● **What to produce**
Each line below should be quoted exactly, please.

● **Listed records**

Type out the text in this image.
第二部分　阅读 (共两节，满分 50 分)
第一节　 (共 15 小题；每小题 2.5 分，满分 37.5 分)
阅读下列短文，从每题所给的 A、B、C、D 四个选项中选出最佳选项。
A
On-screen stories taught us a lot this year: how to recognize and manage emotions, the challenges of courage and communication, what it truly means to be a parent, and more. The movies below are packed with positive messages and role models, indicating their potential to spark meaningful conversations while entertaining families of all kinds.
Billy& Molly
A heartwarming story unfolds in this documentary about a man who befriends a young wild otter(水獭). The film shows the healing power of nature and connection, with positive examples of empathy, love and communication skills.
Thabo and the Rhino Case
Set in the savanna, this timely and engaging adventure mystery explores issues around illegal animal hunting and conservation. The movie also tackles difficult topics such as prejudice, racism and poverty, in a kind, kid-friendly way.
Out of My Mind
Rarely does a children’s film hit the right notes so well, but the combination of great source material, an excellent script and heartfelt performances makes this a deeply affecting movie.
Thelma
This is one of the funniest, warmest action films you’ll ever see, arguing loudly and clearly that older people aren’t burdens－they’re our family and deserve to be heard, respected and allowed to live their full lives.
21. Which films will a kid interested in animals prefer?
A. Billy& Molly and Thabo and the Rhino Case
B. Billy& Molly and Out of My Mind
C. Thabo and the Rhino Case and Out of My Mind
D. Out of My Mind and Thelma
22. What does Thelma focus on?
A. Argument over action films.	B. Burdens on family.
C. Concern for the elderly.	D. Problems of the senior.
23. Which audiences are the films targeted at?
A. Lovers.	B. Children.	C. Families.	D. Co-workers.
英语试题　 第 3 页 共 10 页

● **Reply to the exercise**
Type out the text in this image.
第二部分　阅读 (共两节，满分 50 分)
第一节　 (共 15 小题；每小题 2.5 分，满分 37.5 分)
阅读下列短文，从每题所给的 A、B、C、D 四个选项中选出最佳选项。
A
On-screen stories taught us a lot this year: how to recognize and manage emotions, the challenges of courage and communication, what it truly means to be a parent, and more. The movies below are packed with positive messages and role models, indicating their potential to spark meaningful conversations while entertaining families of all kinds.
Billy& Molly
A heartwarming story unfolds in this documentary about a man who befriends a young wild otter(水獭). The film shows the healing power of nature and connection, with positive examples of empathy, love and communication skills.
Thabo and the Rhino Case
Set in the savanna, this timely and engaging adventure mystery explores issues around illegal animal hunting and conservation. The movie also tackles difficult topics such as prejudice, racism and poverty, in a kind, kid-friendly way.
Out of My Mind
Rarely does a children’s film hit the right notes so well, but the combination of great source material, an excellent script and heartfelt performances makes this a deeply affecting movie.
Thelma
This is one of the funniest, warmest action films you’ll ever see, arguing loudly and clearly that older people aren’t burdens－they’re our family and deserve to be heard, respected and allowed to live their full lives.
21. Which films will a kid interested in animals prefer?
A. Billy& Molly and Thabo and the Rhino Case
B. Billy& Molly and Out of My Mind
C. Thabo and the Rhino Case and Out of My Mind
D. Out of My Mind and Thelma
22. What does Thelma focus on?
A. Argument over action films.	B. Burdens on family.
C. Concern for the elderly.	D. Problems of the senior.
23. Which audiences are the films targeted at?
A. Lovers.	B. Children.	C. Families.	D. Co-workers.
英语试题　 第 3 页 共 10 页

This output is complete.